== Supplied entries ==

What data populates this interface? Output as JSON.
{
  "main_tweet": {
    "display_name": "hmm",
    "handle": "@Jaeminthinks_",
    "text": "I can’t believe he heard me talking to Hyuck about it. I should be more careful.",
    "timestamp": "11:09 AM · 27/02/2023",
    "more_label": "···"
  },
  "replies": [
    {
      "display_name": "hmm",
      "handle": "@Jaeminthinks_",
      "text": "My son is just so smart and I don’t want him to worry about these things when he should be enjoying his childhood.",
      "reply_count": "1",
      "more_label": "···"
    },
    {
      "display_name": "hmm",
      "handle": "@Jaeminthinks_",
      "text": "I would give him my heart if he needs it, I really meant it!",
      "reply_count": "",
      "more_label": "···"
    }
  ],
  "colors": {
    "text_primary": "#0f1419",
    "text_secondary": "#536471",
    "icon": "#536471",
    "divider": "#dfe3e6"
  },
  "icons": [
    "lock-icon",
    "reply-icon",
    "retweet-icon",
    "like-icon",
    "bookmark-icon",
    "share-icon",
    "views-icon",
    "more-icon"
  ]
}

===

Stated goal -> Exactly reproduce all of the entries above.

Response to the exercise ->
What data populates this interface? Output as JSON.
{
  "main_tweet": {
    "display_name": "hmm",
    "handle": "@Jaeminthinks_",
    "text": "I can’t believe he heard me talking to Hyuck about it. I should be more careful.",
    "timestamp": "11:09 AM · 27/02/2023",
    "more_label": "···"
  },
  "replies": [
    {
      "display_name": "hmm",
      "handle": "@Jaeminthinks_",
      "text": "My son is just so smart and I don’t want him to worry about these things when he should be enjoying his childhood.",
      "reply_count": "1",
      "more_label": "···"
    },
    {
      "display_name": "hmm",
      "handle": "@Jaeminthinks_",
      "text": "I would give him my heart if he needs it, I really meant it!",
      "reply_count": "",
      "more_label": "···"
    }
  ],
  "colors": {
    "text_primary": "#0f1419",
    "text_secondary": "#536471",
    "icon": "#536471",
    "divider": "#dfe3e6"
  },
  "icons": [
    "lock-icon",
    "reply-icon",
    "retweet-icon",
    "like-icon",
    "bookmark-icon",
    "share-icon",
    "views-icon",
    "more-icon"
  ]
}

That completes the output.